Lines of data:

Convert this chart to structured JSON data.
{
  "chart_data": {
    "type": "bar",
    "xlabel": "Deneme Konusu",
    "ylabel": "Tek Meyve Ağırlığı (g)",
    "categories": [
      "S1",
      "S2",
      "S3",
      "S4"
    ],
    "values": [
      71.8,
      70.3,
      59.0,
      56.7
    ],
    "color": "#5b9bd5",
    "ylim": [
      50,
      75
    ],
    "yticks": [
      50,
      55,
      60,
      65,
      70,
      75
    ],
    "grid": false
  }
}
...
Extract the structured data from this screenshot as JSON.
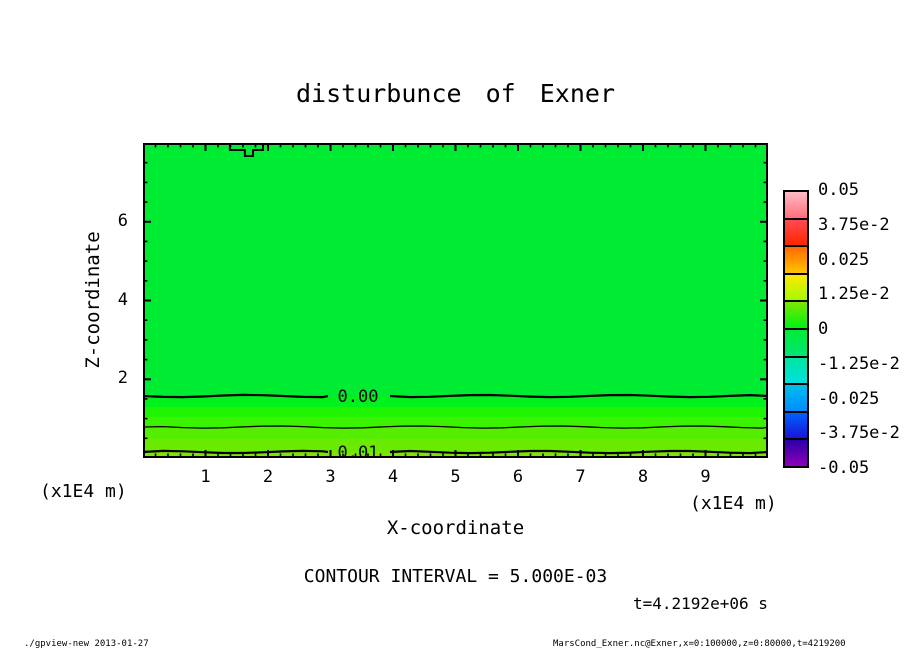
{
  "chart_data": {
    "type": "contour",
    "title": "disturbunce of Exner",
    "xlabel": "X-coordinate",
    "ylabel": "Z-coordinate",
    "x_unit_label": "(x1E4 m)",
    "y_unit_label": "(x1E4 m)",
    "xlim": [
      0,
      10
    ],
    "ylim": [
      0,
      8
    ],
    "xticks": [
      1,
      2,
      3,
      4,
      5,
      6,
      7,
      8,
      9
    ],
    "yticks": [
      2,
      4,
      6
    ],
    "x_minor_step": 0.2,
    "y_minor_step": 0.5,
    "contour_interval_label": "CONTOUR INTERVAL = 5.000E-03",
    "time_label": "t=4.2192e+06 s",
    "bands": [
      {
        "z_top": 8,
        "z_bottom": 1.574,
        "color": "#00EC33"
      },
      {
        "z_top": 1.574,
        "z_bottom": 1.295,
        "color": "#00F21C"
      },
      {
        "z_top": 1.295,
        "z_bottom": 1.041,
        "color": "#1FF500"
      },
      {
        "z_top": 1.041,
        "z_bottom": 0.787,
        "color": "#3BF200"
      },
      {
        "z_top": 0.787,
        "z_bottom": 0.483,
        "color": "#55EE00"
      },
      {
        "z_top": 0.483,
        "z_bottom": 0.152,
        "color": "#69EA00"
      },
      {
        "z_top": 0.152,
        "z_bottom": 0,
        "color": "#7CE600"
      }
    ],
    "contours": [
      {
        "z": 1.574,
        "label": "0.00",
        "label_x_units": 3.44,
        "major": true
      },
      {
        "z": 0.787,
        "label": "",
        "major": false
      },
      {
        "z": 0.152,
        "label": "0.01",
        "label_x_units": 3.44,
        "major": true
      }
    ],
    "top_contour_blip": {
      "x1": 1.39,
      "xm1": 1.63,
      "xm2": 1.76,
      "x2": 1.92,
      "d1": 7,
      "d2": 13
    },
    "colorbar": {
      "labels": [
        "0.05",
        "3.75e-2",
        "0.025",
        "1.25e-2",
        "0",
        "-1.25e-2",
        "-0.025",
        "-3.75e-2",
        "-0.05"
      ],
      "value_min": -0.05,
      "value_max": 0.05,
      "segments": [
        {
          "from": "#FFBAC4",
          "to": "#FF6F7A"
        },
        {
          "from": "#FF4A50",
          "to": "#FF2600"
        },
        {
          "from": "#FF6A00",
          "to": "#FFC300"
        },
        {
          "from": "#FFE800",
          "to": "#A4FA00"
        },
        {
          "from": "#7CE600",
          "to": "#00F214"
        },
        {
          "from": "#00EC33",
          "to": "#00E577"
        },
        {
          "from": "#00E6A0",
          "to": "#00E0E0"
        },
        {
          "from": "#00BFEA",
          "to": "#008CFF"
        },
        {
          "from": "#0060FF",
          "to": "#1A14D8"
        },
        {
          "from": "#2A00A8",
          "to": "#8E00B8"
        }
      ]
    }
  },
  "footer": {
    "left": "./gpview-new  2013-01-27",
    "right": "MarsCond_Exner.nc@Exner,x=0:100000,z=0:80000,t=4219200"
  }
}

» What to do
Filter the listing for the word "this" and copy every line that holds it.

» Output below
Convert this chart to structured JSON data.
Extract the structured data from this screenshot as JSON.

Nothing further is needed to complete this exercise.